_TU TAREA_
Vuelve a escribir el listado completo y reemplaza cada "square-marker-icon" por "marcador-cuadrado", sin tocar nada más.

Datos de posición de los elementos
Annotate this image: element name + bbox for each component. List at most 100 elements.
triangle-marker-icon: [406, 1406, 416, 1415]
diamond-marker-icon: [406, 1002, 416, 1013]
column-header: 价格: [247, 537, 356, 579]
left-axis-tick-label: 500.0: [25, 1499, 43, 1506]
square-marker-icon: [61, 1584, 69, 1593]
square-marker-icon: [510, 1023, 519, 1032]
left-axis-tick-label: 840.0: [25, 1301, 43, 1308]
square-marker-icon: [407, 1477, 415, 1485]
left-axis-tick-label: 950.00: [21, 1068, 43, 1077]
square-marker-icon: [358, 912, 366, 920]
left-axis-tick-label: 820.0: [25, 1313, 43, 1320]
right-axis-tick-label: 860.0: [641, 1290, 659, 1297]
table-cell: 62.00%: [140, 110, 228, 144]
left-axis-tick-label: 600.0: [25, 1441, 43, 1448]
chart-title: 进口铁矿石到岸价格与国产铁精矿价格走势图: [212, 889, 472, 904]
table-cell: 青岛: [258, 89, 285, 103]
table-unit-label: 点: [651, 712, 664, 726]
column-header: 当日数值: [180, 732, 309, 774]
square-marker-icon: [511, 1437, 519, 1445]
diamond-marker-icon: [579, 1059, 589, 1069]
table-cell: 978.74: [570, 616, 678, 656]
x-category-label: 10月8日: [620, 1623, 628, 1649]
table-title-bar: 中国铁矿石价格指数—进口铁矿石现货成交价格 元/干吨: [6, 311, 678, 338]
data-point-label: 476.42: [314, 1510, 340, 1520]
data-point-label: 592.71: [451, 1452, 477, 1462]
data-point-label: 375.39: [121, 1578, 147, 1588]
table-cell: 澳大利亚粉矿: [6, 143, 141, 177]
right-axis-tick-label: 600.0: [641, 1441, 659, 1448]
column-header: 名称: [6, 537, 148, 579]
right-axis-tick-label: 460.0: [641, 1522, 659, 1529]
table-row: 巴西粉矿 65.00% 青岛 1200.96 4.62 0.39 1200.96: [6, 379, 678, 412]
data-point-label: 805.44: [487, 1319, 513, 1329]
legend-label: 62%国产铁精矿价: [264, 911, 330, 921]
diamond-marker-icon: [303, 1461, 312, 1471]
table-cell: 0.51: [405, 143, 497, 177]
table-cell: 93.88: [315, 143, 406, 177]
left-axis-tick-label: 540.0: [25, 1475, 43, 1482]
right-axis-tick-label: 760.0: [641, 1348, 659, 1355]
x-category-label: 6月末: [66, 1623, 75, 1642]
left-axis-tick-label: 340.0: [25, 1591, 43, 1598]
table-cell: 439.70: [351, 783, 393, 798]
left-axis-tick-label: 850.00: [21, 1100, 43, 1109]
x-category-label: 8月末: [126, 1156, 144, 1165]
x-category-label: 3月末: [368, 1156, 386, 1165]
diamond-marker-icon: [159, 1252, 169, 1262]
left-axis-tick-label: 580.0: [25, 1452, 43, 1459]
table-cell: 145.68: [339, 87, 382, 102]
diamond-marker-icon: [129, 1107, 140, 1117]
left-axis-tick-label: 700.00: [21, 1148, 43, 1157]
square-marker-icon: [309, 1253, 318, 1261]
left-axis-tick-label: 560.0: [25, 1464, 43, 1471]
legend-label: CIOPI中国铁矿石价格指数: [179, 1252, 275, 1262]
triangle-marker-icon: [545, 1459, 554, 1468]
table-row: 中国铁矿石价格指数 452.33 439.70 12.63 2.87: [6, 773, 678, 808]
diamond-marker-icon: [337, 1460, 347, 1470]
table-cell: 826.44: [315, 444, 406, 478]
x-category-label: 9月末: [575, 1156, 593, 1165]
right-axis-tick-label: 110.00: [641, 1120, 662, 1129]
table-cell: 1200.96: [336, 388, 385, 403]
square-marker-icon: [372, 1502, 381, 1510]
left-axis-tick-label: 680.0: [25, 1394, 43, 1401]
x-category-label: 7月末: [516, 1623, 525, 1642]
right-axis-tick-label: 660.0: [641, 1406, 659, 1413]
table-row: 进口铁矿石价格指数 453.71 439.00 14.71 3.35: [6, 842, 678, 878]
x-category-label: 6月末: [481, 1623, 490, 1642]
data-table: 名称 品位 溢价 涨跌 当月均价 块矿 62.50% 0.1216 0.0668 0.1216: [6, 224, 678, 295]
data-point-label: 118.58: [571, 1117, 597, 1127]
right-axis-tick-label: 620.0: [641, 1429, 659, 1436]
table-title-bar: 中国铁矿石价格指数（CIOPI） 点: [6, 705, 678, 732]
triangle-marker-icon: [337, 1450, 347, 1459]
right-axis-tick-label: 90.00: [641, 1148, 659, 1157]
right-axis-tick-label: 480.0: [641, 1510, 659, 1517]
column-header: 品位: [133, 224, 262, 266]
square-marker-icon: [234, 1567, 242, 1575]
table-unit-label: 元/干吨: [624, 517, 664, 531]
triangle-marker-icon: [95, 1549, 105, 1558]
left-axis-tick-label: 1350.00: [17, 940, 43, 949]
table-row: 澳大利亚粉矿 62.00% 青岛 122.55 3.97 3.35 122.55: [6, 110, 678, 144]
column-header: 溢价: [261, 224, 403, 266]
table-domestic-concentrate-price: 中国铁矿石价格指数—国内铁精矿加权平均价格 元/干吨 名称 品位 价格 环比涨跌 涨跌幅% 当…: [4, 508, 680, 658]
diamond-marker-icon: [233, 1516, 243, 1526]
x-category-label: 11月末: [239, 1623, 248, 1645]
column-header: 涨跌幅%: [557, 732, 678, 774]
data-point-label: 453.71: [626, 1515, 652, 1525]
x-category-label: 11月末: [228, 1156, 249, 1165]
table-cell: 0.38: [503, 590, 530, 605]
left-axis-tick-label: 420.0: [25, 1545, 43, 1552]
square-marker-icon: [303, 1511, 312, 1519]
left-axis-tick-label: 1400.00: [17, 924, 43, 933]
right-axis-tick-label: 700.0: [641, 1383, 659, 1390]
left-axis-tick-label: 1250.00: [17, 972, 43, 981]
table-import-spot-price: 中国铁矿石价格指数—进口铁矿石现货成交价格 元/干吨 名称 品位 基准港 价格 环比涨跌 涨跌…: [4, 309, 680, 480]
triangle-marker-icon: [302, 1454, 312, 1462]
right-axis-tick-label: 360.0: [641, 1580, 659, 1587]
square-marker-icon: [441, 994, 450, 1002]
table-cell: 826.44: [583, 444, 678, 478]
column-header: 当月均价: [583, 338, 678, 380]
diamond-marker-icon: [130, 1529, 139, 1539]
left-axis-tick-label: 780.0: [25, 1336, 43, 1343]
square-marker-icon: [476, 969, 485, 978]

_RESPUESTA_
Annotate this image: element name + bbox for each component. List at most 100 elements.
triangle-marker-icon: [406, 1406, 416, 1415]
diamond-marker-icon: [406, 1002, 416, 1013]
column-header: 价格: [247, 537, 356, 579]
left-axis-tick-label: 500.0: [25, 1499, 43, 1506]
marcador-cuadrado: [61, 1584, 69, 1593]
marcador-cuadrado: [510, 1023, 519, 1032]
left-axis-tick-label: 840.0: [25, 1301, 43, 1308]
marcador-cuadrado: [407, 1477, 415, 1485]
left-axis-tick-label: 950.00: [21, 1068, 43, 1077]
marcador-cuadrado: [358, 912, 366, 920]
left-axis-tick-label: 820.0: [25, 1313, 43, 1320]
right-axis-tick-label: 860.0: [641, 1290, 659, 1297]
table-cell: 62.00%: [140, 110, 228, 144]
left-axis-tick-label: 600.0: [25, 1441, 43, 1448]
chart-title: 进口铁矿石到岸价格与国产铁精矿价格走势图: [212, 889, 472, 904]
table-cell: 青岛: [258, 89, 285, 103]
table-unit-label: 点: [651, 712, 664, 726]
column-header: 当日数值: [180, 732, 309, 774]
marcador-cuadrado: [511, 1437, 519, 1445]
diamond-marker-icon: [579, 1059, 589, 1069]
table-cell: 978.74: [570, 616, 678, 656]
x-category-label: 10月8日: [620, 1623, 628, 1649]
table-title-bar: 中国铁矿石价格指数—进口铁矿石现货成交价格 元/干吨: [6, 311, 678, 338]
data-point-label: 476.42: [314, 1510, 340, 1520]
data-point-label: 592.71: [451, 1452, 477, 1462]
data-point-label: 375.39: [121, 1578, 147, 1588]
table-cell: 澳大利亚粉矿: [6, 143, 141, 177]
right-axis-tick-label: 600.0: [641, 1441, 659, 1448]
column-header: 名称: [6, 537, 148, 579]
right-axis-tick-label: 460.0: [641, 1522, 659, 1529]
table-row: 巴西粉矿 65.00% 青岛 1200.96 4.62 0.39 1200.96: [6, 379, 678, 412]
data-point-label: 805.44: [487, 1319, 513, 1329]
legend-label: 62%国产铁精矿价: [264, 911, 330, 921]
diamond-marker-icon: [303, 1461, 312, 1471]
table-cell: 0.51: [405, 143, 497, 177]
table-cell: 93.88: [315, 143, 406, 177]
left-axis-tick-label: 540.0: [25, 1475, 43, 1482]
right-axis-tick-label: 760.0: [641, 1348, 659, 1355]
x-category-label: 6月末: [66, 1623, 75, 1642]
left-axis-tick-label: 340.0: [25, 1591, 43, 1598]
table-cell: 439.70: [351, 783, 393, 798]
left-axis-tick-label: 850.00: [21, 1100, 43, 1109]
x-category-label: 8月末: [126, 1156, 144, 1165]
x-category-label: 3月末: [368, 1156, 386, 1165]
diamond-marker-icon: [159, 1252, 169, 1262]
left-axis-tick-label: 580.0: [25, 1452, 43, 1459]
table-cell: 145.68: [339, 87, 382, 102]
diamond-marker-icon: [129, 1107, 140, 1117]
left-axis-tick-label: 700.00: [21, 1148, 43, 1157]
marcador-cuadrado: [309, 1253, 318, 1261]
left-axis-tick-label: 560.0: [25, 1464, 43, 1471]
legend-label: CIOPI中国铁矿石价格指数: [179, 1252, 275, 1262]
triangle-marker-icon: [545, 1459, 554, 1468]
table-row: 中国铁矿石价格指数 452.33 439.70 12.63 2.87: [6, 773, 678, 808]
diamond-marker-icon: [337, 1460, 347, 1470]
table-cell: 826.44: [315, 444, 406, 478]
x-category-label: 9月末: [575, 1156, 593, 1165]
right-axis-tick-label: 110.00: [641, 1120, 662, 1129]
table-cell: 1200.96: [336, 388, 385, 403]
marcador-cuadrado: [372, 1502, 381, 1510]
left-axis-tick-label: 680.0: [25, 1394, 43, 1401]
x-category-label: 7月末: [516, 1623, 525, 1642]
right-axis-tick-label: 660.0: [641, 1406, 659, 1413]
table-row: 进口铁矿石价格指数 453.71 439.00 14.71 3.35: [6, 842, 678, 878]
x-category-label: 6月末: [481, 1623, 490, 1642]
data-table: 名称 品位 溢价 涨跌 当月均价 块矿 62.50% 0.1216 0.0668 0.1216: [6, 224, 678, 295]
data-point-label: 118.58: [571, 1117, 597, 1127]
right-axis-tick-label: 620.0: [641, 1429, 659, 1436]
table-title-bar: 中国铁矿石价格指数（CIOPI） 点: [6, 705, 678, 732]
triangle-marker-icon: [337, 1450, 347, 1459]
right-axis-tick-label: 90.00: [641, 1148, 659, 1157]
right-axis-tick-label: 480.0: [641, 1510, 659, 1517]
column-header: 品位: [133, 224, 262, 266]
marcador-cuadrado: [234, 1567, 242, 1575]
table-unit-label: 元/干吨: [624, 517, 664, 531]
triangle-marker-icon: [95, 1549, 105, 1558]
left-axis-tick-label: 1350.00: [17, 940, 43, 949]
table-row: 澳大利亚粉矿 62.00% 青岛 122.55 3.97 3.35 122.55: [6, 110, 678, 144]
column-header: 溢价: [261, 224, 403, 266]
table-domestic-concentrate-price: 中国铁矿石价格指数—国内铁精矿加权平均价格 元/干吨 名称 品位 价格 环比涨跌 涨跌幅% 当…: [4, 508, 680, 658]
diamond-marker-icon: [233, 1516, 243, 1526]
x-category-label: 11月末: [239, 1623, 248, 1645]
column-header: 涨跌幅%: [557, 732, 678, 774]
data-point-label: 453.71: [626, 1515, 652, 1525]
x-category-label: 11月末: [228, 1156, 249, 1165]
table-cell: 0.38: [503, 590, 530, 605]
left-axis-tick-label: 420.0: [25, 1545, 43, 1552]
marcador-cuadrado: [303, 1511, 312, 1519]
left-axis-tick-label: 1400.00: [17, 924, 43, 933]
right-axis-tick-label: 700.0: [641, 1383, 659, 1390]
left-axis-tick-label: 1250.00: [17, 972, 43, 981]
table-import-spot-price: 中国铁矿石价格指数—进口铁矿石现货成交价格 元/干吨 名称 品位 基准港 价格 环比涨跌 涨跌…: [4, 309, 680, 480]
triangle-marker-icon: [302, 1454, 312, 1462]
right-axis-tick-label: 360.0: [641, 1580, 659, 1587]
marcador-cuadrado: [441, 994, 450, 1002]
table-cell: 826.44: [583, 444, 678, 478]
column-header: 当月均价: [583, 338, 678, 380]
diamond-marker-icon: [130, 1529, 139, 1539]
left-axis-tick-label: 780.0: [25, 1336, 43, 1343]
marcador-cuadrado: [476, 969, 485, 978]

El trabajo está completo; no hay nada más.